#### LISTED RECORDS ####

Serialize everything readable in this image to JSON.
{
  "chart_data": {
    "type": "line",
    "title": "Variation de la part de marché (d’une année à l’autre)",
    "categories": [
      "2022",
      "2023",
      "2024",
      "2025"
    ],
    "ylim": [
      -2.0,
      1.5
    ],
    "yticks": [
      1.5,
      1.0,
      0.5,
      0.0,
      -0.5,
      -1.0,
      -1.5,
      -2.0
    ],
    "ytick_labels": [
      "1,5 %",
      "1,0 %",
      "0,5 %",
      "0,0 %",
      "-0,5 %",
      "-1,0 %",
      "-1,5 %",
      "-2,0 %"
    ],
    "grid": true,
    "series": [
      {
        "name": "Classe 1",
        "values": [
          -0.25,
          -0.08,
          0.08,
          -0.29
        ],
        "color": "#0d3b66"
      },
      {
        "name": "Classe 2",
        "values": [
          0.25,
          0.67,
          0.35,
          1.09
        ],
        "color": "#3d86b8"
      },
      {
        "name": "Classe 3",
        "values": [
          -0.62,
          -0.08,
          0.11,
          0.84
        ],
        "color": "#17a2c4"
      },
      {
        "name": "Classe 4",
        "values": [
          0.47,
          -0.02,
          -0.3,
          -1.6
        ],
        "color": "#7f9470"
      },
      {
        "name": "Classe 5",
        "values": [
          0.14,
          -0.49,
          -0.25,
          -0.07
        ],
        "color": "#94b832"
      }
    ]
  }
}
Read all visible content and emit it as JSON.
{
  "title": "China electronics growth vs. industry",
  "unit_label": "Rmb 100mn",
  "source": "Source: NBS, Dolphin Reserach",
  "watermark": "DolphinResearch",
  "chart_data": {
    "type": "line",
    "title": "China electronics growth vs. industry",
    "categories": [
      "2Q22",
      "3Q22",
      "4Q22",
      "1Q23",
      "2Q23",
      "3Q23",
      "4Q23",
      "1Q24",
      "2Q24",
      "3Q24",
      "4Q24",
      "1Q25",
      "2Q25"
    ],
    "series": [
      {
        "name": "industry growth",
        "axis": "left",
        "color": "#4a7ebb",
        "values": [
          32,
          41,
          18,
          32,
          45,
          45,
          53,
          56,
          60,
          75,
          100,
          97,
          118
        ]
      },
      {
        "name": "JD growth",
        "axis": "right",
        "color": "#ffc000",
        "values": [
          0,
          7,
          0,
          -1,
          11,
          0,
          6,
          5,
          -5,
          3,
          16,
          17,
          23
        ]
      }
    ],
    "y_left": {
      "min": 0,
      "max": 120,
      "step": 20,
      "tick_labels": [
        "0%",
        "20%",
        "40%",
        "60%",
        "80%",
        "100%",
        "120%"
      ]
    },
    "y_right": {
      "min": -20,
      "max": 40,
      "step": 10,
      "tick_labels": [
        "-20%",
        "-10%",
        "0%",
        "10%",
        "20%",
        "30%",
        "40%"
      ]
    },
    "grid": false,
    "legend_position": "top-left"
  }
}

####

» DO THIS: Where does the word "industry" appear in the listing? List each line that holds it.

» WRITTEN RESPONSE:
  "title": "China electronics growth vs. industry",
    "title": "China electronics growth vs. industry",
        "name": "industry growth",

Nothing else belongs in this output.